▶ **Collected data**
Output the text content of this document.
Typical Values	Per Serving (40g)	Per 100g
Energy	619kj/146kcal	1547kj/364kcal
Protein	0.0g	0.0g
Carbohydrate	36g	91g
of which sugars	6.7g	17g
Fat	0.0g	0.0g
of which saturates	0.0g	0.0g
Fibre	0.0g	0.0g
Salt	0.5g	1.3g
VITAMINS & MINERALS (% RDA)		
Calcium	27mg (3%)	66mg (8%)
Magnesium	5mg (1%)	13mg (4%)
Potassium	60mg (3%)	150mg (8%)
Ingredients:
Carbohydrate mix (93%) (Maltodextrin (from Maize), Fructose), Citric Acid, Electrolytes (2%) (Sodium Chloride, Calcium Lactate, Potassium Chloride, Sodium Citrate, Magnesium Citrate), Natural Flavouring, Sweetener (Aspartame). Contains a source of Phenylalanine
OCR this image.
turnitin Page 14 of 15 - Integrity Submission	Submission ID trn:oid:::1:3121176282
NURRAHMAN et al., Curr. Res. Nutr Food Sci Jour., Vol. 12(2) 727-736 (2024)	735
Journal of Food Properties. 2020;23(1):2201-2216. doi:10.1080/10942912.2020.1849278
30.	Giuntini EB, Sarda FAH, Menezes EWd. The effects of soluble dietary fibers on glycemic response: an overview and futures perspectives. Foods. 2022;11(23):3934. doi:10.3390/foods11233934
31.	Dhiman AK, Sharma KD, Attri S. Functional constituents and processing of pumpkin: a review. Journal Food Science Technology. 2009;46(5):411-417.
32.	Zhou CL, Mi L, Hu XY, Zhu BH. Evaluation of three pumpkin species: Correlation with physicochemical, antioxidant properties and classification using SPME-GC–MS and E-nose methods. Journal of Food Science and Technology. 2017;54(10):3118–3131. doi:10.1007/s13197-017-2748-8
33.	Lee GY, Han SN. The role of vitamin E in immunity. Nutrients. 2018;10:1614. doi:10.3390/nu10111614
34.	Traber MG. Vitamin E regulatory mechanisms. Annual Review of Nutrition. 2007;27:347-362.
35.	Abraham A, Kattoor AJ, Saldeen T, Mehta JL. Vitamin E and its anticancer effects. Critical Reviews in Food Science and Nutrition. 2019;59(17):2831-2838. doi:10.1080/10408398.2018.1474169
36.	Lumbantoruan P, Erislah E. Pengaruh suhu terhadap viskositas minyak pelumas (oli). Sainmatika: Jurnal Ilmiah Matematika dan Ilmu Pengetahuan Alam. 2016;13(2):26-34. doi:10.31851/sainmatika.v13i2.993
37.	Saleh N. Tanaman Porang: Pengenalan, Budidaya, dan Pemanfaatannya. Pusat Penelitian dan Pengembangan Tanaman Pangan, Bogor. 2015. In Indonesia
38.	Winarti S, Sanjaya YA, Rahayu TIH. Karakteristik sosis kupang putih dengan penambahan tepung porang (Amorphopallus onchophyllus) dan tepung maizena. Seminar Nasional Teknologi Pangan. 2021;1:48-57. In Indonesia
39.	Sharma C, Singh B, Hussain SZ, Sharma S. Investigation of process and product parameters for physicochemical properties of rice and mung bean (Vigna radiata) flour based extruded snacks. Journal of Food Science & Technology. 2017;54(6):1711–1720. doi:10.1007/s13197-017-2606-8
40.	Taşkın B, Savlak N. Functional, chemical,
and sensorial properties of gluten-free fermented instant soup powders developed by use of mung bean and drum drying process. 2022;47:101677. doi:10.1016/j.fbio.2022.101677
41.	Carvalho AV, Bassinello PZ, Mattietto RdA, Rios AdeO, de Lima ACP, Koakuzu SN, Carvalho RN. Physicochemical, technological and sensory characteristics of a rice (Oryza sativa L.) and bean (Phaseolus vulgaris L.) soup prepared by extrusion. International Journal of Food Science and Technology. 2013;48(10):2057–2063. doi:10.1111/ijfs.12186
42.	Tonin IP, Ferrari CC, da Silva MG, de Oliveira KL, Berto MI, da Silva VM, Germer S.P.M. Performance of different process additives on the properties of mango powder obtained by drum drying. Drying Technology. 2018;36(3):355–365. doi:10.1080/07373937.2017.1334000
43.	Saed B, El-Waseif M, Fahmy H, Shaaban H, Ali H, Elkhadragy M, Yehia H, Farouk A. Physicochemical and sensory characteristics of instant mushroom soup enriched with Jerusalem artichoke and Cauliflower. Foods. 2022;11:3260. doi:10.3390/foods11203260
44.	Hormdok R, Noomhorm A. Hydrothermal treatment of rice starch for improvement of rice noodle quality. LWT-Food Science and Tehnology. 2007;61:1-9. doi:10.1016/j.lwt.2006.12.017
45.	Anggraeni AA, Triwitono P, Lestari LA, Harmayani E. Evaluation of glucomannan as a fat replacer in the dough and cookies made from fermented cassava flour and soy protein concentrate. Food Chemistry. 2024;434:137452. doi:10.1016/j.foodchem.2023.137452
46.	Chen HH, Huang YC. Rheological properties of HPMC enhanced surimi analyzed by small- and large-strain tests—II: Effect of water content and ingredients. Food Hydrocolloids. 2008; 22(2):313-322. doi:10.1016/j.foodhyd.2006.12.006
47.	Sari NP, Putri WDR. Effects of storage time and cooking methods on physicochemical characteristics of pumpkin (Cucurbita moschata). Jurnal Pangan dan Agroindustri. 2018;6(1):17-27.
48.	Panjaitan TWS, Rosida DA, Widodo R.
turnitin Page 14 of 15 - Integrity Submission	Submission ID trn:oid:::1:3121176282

▶ **Task objective**
Every entry should be transcribed exactly, with nothing omitted.

▶ **Response to the task**
Output the text content of this document.
Typical Values	Per Serving (40g)	Per 100g
Energy	619kj/146kcal	1547kj/364kcal
Protein	0.0g	0.0g
Carbohydrate	36g	91g
of which sugars	6.7g	17g
Fat	0.0g	0.0g
of which saturates	0.0g	0.0g
Fibre	0.0g	0.0g
Salt	0.5g	1.3g
VITAMINS & MINERALS (% RDA)		
Calcium	27mg (3%)	66mg (8%)
Magnesium	5mg (1%)	13mg (4%)
Potassium	60mg (3%)	150mg (8%)
Ingredients:
Carbohydrate mix (93%) (Maltodextrin (from Maize), Fructose), Citric Acid, Electrolytes (2%) (Sodium Chloride, Calcium Lactate, Potassium Chloride, Sodium Citrate, Magnesium Citrate), Natural Flavouring, Sweetener (Aspartame). Contains a source of Phenylalanine
OCR this image.
turnitin Page 14 of 15 - Integrity Submission	Submission ID trn:oid:::1:3121176282
NURRAHMAN et al., Curr. Res. Nutr Food Sci Jour., Vol. 12(2) 727-736 (2024)	735
Journal of Food Properties. 2020;23(1):2201-2216. doi:10.1080/10942912.2020.1849278
30.	Giuntini EB, Sarda FAH, Menezes EWd. The effects of soluble dietary fibers on glycemic response: an overview and futures perspectives. Foods. 2022;11(23):3934. doi:10.3390/foods11233934
31.	Dhiman AK, Sharma KD, Attri S. Functional constituents and processing of pumpkin: a review. Journal Food Science Technology. 2009;46(5):411-417.
32.	Zhou CL, Mi L, Hu XY, Zhu BH. Evaluation of three pumpkin species: Correlation with physicochemical, antioxidant properties and classification using SPME-GC–MS and E-nose methods. Journal of Food Science and Technology. 2017;54(10):3118–3131. doi:10.1007/s13197-017-2748-8
33.	Lee GY, Han SN. The role of vitamin E in immunity. Nutrients. 2018;10:1614. doi:10.3390/nu10111614
34.	Traber MG. Vitamin E regulatory mechanisms. Annual Review of Nutrition. 2007;27:347-362.
35.	Abraham A, Kattoor AJ, Saldeen T, Mehta JL. Vitamin E and its anticancer effects. Critical Reviews in Food Science and Nutrition. 2019;59(17):2831-2838. doi:10.1080/10408398.2018.1474169
36.	Lumbantoruan P, Erislah E. Pengaruh suhu terhadap viskositas minyak pelumas (oli). Sainmatika: Jurnal Ilmiah Matematika dan Ilmu Pengetahuan Alam. 2016;13(2):26-34. doi:10.31851/sainmatika.v13i2.993
37.	Saleh N. Tanaman Porang: Pengenalan, Budidaya, dan Pemanfaatannya. Pusat Penelitian dan Pengembangan Tanaman Pangan, Bogor. 2015. In Indonesia
38.	Winarti S, Sanjaya YA, Rahayu TIH. Karakteristik sosis kupang putih dengan penambahan tepung porang (Amorphopallus onchophyllus) dan tepung maizena. Seminar Nasional Teknologi Pangan. 2021;1:48-57. In Indonesia
39.	Sharma C, Singh B, Hussain SZ, Sharma S. Investigation of process and product parameters for physicochemical properties of rice and mung bean (Vigna radiata) flour based extruded snacks. Journal of Food Science & Technology. 2017;54(6):1711–1720. doi:10.1007/s13197-017-2606-8
40.	Taşkın B, Savlak N. Functional, chemical,
and sensorial properties of gluten-free fermented instant soup powders developed by use of mung bean and drum drying process. 2022;47:101677. doi:10.1016/j.fbio.2022.101677
41.	Carvalho AV, Bassinello PZ, Mattietto RdA, Rios AdeO, de Lima ACP, Koakuzu SN, Carvalho RN. Physicochemical, technological and sensory characteristics of a rice (Oryza sativa L.) and bean (Phaseolus vulgaris L.) soup prepared by extrusion. International Journal of Food Science and Technology. 2013;48(10):2057–2063. doi:10.1111/ijfs.12186
42.	Tonin IP, Ferrari CC, da Silva MG, de Oliveira KL, Berto MI, da Silva VM, Germer S.P.M. Performance of different process additives on the properties of mango powder obtained by drum drying. Drying Technology. 2018;36(3):355–365. doi:10.1080/07373937.2017.1334000
43.	Saed B, El-Waseif M, Fahmy H, Shaaban H, Ali H, Elkhadragy M, Yehia H, Farouk A. Physicochemical and sensory characteristics of instant mushroom soup enriched with Jerusalem artichoke and Cauliflower. Foods. 2022;11:3260. doi:10.3390/foods11203260
44.	Hormdok R, Noomhorm A. Hydrothermal treatment of rice starch for improvement of rice noodle quality. LWT-Food Science and Tehnology. 2007;61:1-9. doi:10.1016/j.lwt.2006.12.017
45.	Anggraeni AA, Triwitono P, Lestari LA, Harmayani E. Evaluation of glucomannan as a fat replacer in the dough and cookies made from fermented cassava flour and soy protein concentrate. Food Chemistry. 2024;434:137452. doi:10.1016/j.foodchem.2023.137452
46.	Chen HH, Huang YC. Rheological properties of HPMC enhanced surimi analyzed by small- and large-strain tests—II: Effect of water content and ingredients. Food Hydrocolloids. 2008; 22(2):313-322. doi:10.1016/j.foodhyd.2006.12.006
47.	Sari NP, Putri WDR. Effects of storage time and cooking methods on physicochemical characteristics of pumpkin (Cucurbita moschata). Jurnal Pangan dan Agroindustri. 2018;6(1):17-27.
48.	Panjaitan TWS, Rosida DA, Widodo R.
turnitin Page 14 of 15 - Integrity Submission	Submission ID trn:oid:::1:3121176282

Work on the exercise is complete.